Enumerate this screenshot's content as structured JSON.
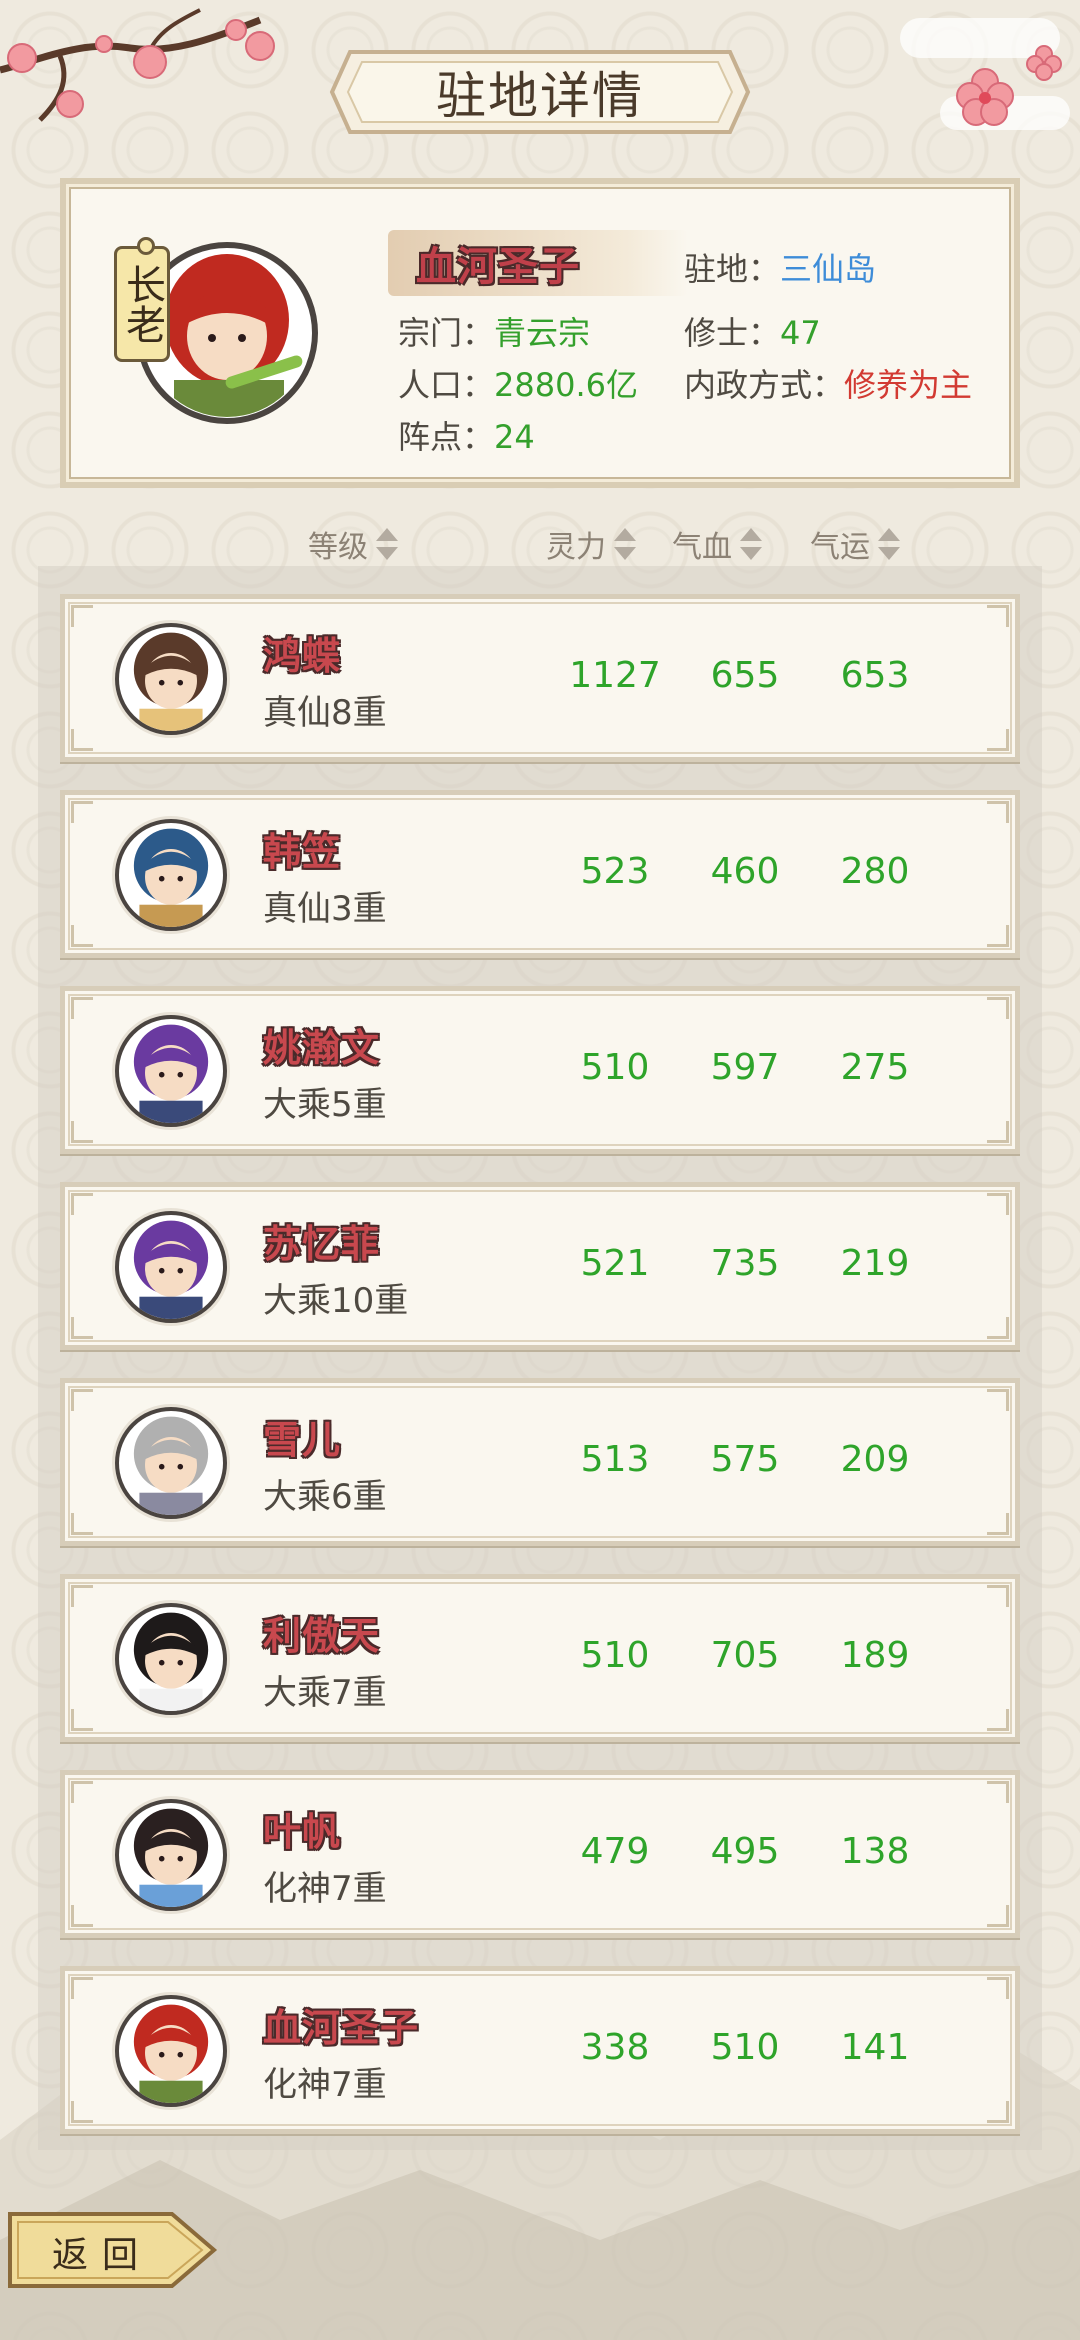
{
  "title": "驻地详情",
  "station": {
    "elder_tag": "长老",
    "name": "血河圣子",
    "location_label": "驻地：",
    "location_value": "三仙岛",
    "sect_label": "宗门：",
    "sect_value": "青云宗",
    "cultivators_label": "修士：",
    "cultivators_value": "47",
    "population_label": "人口：",
    "population_value": "2880.6亿",
    "policy_label": "内政方式：",
    "policy_value": "修养为主",
    "formation_label": "阵点：",
    "formation_value": "24"
  },
  "columns": {
    "rank": "等级",
    "spirit": "灵力",
    "blood": "气血",
    "luck": "气运"
  },
  "disciples": [
    {
      "name": "鸿蝶",
      "rank": "真仙8重",
      "spirit": "1127",
      "blood": "655",
      "luck": "653",
      "hair": "#5a3a2a",
      "robe": "#e6c27a"
    },
    {
      "name": "韩笠",
      "rank": "真仙3重",
      "spirit": "523",
      "blood": "460",
      "luck": "280",
      "hair": "#2c5a8a",
      "robe": "#c69a52"
    },
    {
      "name": "姚瀚文",
      "rank": "大乘5重",
      "spirit": "510",
      "blood": "597",
      "luck": "275",
      "hair": "#6a3aa0",
      "robe": "#3a4a7a"
    },
    {
      "name": "苏忆菲",
      "rank": "大乘10重",
      "spirit": "521",
      "blood": "735",
      "luck": "219",
      "hair": "#6a3aa0",
      "robe": "#3a4a7a"
    },
    {
      "name": "雪儿",
      "rank": "大乘6重",
      "spirit": "513",
      "blood": "575",
      "luck": "209",
      "hair": "#b0b0b0",
      "robe": "#8a8aa0"
    },
    {
      "name": "利傲天",
      "rank": "大乘7重",
      "spirit": "510",
      "blood": "705",
      "luck": "189",
      "hair": "#1e1a1a",
      "robe": "#f2f2f2"
    },
    {
      "name": "叶帆",
      "rank": "化神7重",
      "spirit": "479",
      "blood": "495",
      "luck": "138",
      "hair": "#2a2020",
      "robe": "#6aa0d8"
    },
    {
      "name": "血河圣子",
      "rank": "化神7重",
      "spirit": "338",
      "blood": "510",
      "luck": "141",
      "hair": "#c02a20",
      "robe": "#6a8a3a"
    }
  ],
  "back_button": "返回",
  "colors": {
    "name_red": "#c8484e",
    "stat_green": "#2ea42a",
    "location_blue": "#3d8cd8",
    "policy_red": "#d23a32"
  }
}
* * *
Required task: Each line of the data is to be duplicated exactly; pictures stay out of the copy.

Answer to the exercise:
Enumerate this screenshot's content as structured JSON.
{
  "title": "驻地详情",
  "station": {
    "elder_tag": "长老",
    "name": "血河圣子",
    "location_label": "驻地：",
    "location_value": "三仙岛",
    "sect_label": "宗门：",
    "sect_value": "青云宗",
    "cultivators_label": "修士：",
    "cultivators_value": "47",
    "population_label": "人口：",
    "population_value": "2880.6亿",
    "policy_label": "内政方式：",
    "policy_value": "修养为主",
    "formation_label": "阵点：",
    "formation_value": "24"
  },
  "columns": {
    "rank": "等级",
    "spirit": "灵力",
    "blood": "气血",
    "luck": "气运"
  },
  "disciples": [
    {
      "name": "鸿蝶",
      "rank": "真仙8重",
      "spirit": "1127",
      "blood": "655",
      "luck": "653",
      "hair": "#5a3a2a",
      "robe": "#e6c27a"
    },
    {
      "name": "韩笠",
      "rank": "真仙3重",
      "spirit": "523",
      "blood": "460",
      "luck": "280",
      "hair": "#2c5a8a",
      "robe": "#c69a52"
    },
    {
      "name": "姚瀚文",
      "rank": "大乘5重",
      "spirit": "510",
      "blood": "597",
      "luck": "275",
      "hair": "#6a3aa0",
      "robe": "#3a4a7a"
    },
    {
      "name": "苏忆菲",
      "rank": "大乘10重",
      "spirit": "521",
      "blood": "735",
      "luck": "219",
      "hair": "#6a3aa0",
      "robe": "#3a4a7a"
    },
    {
      "name": "雪儿",
      "rank": "大乘6重",
      "spirit": "513",
      "blood": "575",
      "luck": "209",
      "hair": "#b0b0b0",
      "robe": "#8a8aa0"
    },
    {
      "name": "利傲天",
      "rank": "大乘7重",
      "spirit": "510",
      "blood": "705",
      "luck": "189",
      "hair": "#1e1a1a",
      "robe": "#f2f2f2"
    },
    {
      "name": "叶帆",
      "rank": "化神7重",
      "spirit": "479",
      "blood": "495",
      "luck": "138",
      "hair": "#2a2020",
      "robe": "#6aa0d8"
    },
    {
      "name": "血河圣子",
      "rank": "化神7重",
      "spirit": "338",
      "blood": "510",
      "luck": "141",
      "hair": "#c02a20",
      "robe": "#6a8a3a"
    }
  ],
  "back_button": "返回",
  "colors": {
    "name_red": "#c8484e",
    "stat_green": "#2ea42a",
    "location_blue": "#3d8cd8",
    "policy_red": "#d23a32"
  }
}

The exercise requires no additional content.